• _JOB_
Transcribe each line of the records below exactly, excluding any embedded images.

• _SOURCE MATERIAL_
------------------------------------
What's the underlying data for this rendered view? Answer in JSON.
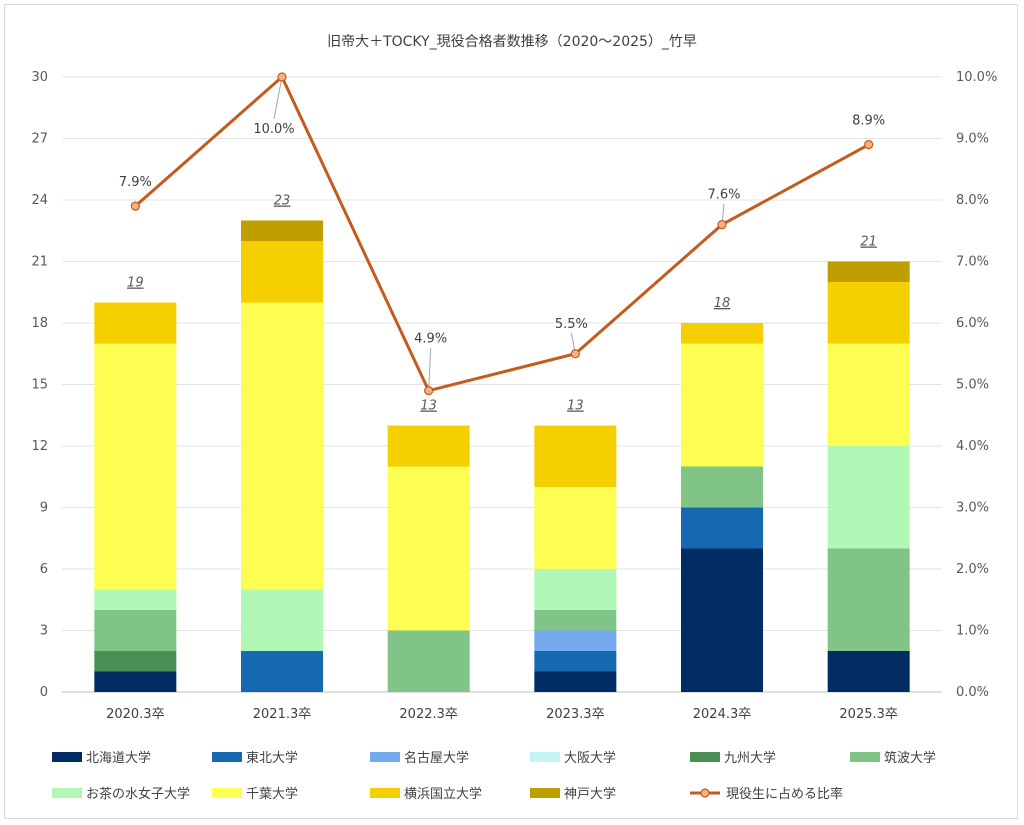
{
  "chart_data": {
    "type": "bar",
    "stacked": true,
    "title": "旧帝大＋TOCKY_現役合格者数推移（2020～2025）_竹早",
    "categories": [
      "2020.3卒",
      "2021.3卒",
      "2022.3卒",
      "2023.3卒",
      "2024.3卒",
      "2025.3卒"
    ],
    "y_left": {
      "ylim": [
        0,
        30
      ],
      "ticks": [
        "0",
        "3",
        "6",
        "9",
        "12",
        "15",
        "18",
        "21",
        "24",
        "27",
        "30"
      ]
    },
    "y_right": {
      "ylim": [
        0,
        10
      ],
      "ticks": [
        "0.0%",
        "1.0%",
        "2.0%",
        "3.0%",
        "4.0%",
        "5.0%",
        "6.0%",
        "7.0%",
        "8.0%",
        "9.0%",
        "10.0%"
      ]
    },
    "series": [
      {
        "name": "北海道大学",
        "color": "#002b63",
        "values": [
          1,
          0,
          0,
          1,
          7,
          2
        ]
      },
      {
        "name": "東北大学",
        "color": "#1669b0",
        "values": [
          0,
          2,
          0,
          1,
          2,
          0
        ]
      },
      {
        "name": "名古屋大学",
        "color": "#75aaee",
        "values": [
          0,
          0,
          0,
          1,
          0,
          0
        ]
      },
      {
        "name": "大阪大学",
        "color": "#c5f3f8",
        "values": [
          0,
          0,
          0,
          0,
          0,
          0
        ]
      },
      {
        "name": "九州大学",
        "color": "#4a9054",
        "values": [
          1,
          0,
          0,
          0,
          0,
          0
        ]
      },
      {
        "name": "筑波大学",
        "color": "#80c587",
        "values": [
          2,
          0,
          3,
          1,
          2,
          5
        ]
      },
      {
        "name": "お茶の水女子大学",
        "color": "#b1f7b5",
        "values": [
          1,
          3,
          0,
          2,
          0,
          5
        ]
      },
      {
        "name": "千葉大学",
        "color": "#fdfd52",
        "values": [
          12,
          14,
          8,
          4,
          6,
          5
        ]
      },
      {
        "name": "横浜国立大学",
        "color": "#f4d000",
        "values": [
          2,
          3,
          2,
          3,
          1,
          3
        ]
      },
      {
        "name": "神戸大学",
        "color": "#bf9e00",
        "values": [
          0,
          1,
          0,
          0,
          0,
          1
        ]
      }
    ],
    "totals": [
      "19",
      "23",
      "13",
      "13",
      "18",
      "21"
    ],
    "line_series": {
      "name": "現役生に占める比率",
      "color": "#c55a1e",
      "marker_color": "#f4b183",
      "values": [
        7.9,
        10.0,
        4.9,
        5.5,
        7.6,
        8.9
      ],
      "labels": [
        "7.9%",
        "10.0%",
        "4.9%",
        "5.5%",
        "7.6%",
        "8.9%"
      ]
    },
    "legend_position": "bottom",
    "grid": true
  }
}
------------------------------------
• _EXERCISE ANSWER_
What's the underlying data for this rendered view? Answer in JSON.
{
  "chart_data": {
    "type": "bar",
    "stacked": true,
    "title": "旧帝大＋TOCKY_現役合格者数推移（2020～2025）_竹早",
    "categories": [
      "2020.3卒",
      "2021.3卒",
      "2022.3卒",
      "2023.3卒",
      "2024.3卒",
      "2025.3卒"
    ],
    "y_left": {
      "ylim": [
        0,
        30
      ],
      "ticks": [
        "0",
        "3",
        "6",
        "9",
        "12",
        "15",
        "18",
        "21",
        "24",
        "27",
        "30"
      ]
    },
    "y_right": {
      "ylim": [
        0,
        10
      ],
      "ticks": [
        "0.0%",
        "1.0%",
        "2.0%",
        "3.0%",
        "4.0%",
        "5.0%",
        "6.0%",
        "7.0%",
        "8.0%",
        "9.0%",
        "10.0%"
      ]
    },
    "series": [
      {
        "name": "北海道大学",
        "color": "#002b63",
        "values": [
          1,
          0,
          0,
          1,
          7,
          2
        ]
      },
      {
        "name": "東北大学",
        "color": "#1669b0",
        "values": [
          0,
          2,
          0,
          1,
          2,
          0
        ]
      },
      {
        "name": "名古屋大学",
        "color": "#75aaee",
        "values": [
          0,
          0,
          0,
          1,
          0,
          0
        ]
      },
      {
        "name": "大阪大学",
        "color": "#c5f3f8",
        "values": [
          0,
          0,
          0,
          0,
          0,
          0
        ]
      },
      {
        "name": "九州大学",
        "color": "#4a9054",
        "values": [
          1,
          0,
          0,
          0,
          0,
          0
        ]
      },
      {
        "name": "筑波大学",
        "color": "#80c587",
        "values": [
          2,
          0,
          3,
          1,
          2,
          5
        ]
      },
      {
        "name": "お茶の水女子大学",
        "color": "#b1f7b5",
        "values": [
          1,
          3,
          0,
          2,
          0,
          5
        ]
      },
      {
        "name": "千葉大学",
        "color": "#fdfd52",
        "values": [
          12,
          14,
          8,
          4,
          6,
          5
        ]
      },
      {
        "name": "横浜国立大学",
        "color": "#f4d000",
        "values": [
          2,
          3,
          2,
          3,
          1,
          3
        ]
      },
      {
        "name": "神戸大学",
        "color": "#bf9e00",
        "values": [
          0,
          1,
          0,
          0,
          0,
          1
        ]
      }
    ],
    "totals": [
      "19",
      "23",
      "13",
      "13",
      "18",
      "21"
    ],
    "line_series": {
      "name": "現役生に占める比率",
      "color": "#c55a1e",
      "marker_color": "#f4b183",
      "values": [
        7.9,
        10.0,
        4.9,
        5.5,
        7.6,
        8.9
      ],
      "labels": [
        "7.9%",
        "10.0%",
        "4.9%",
        "5.5%",
        "7.6%",
        "8.9%"
      ]
    },
    "legend_position": "bottom",
    "grid": true
  }
}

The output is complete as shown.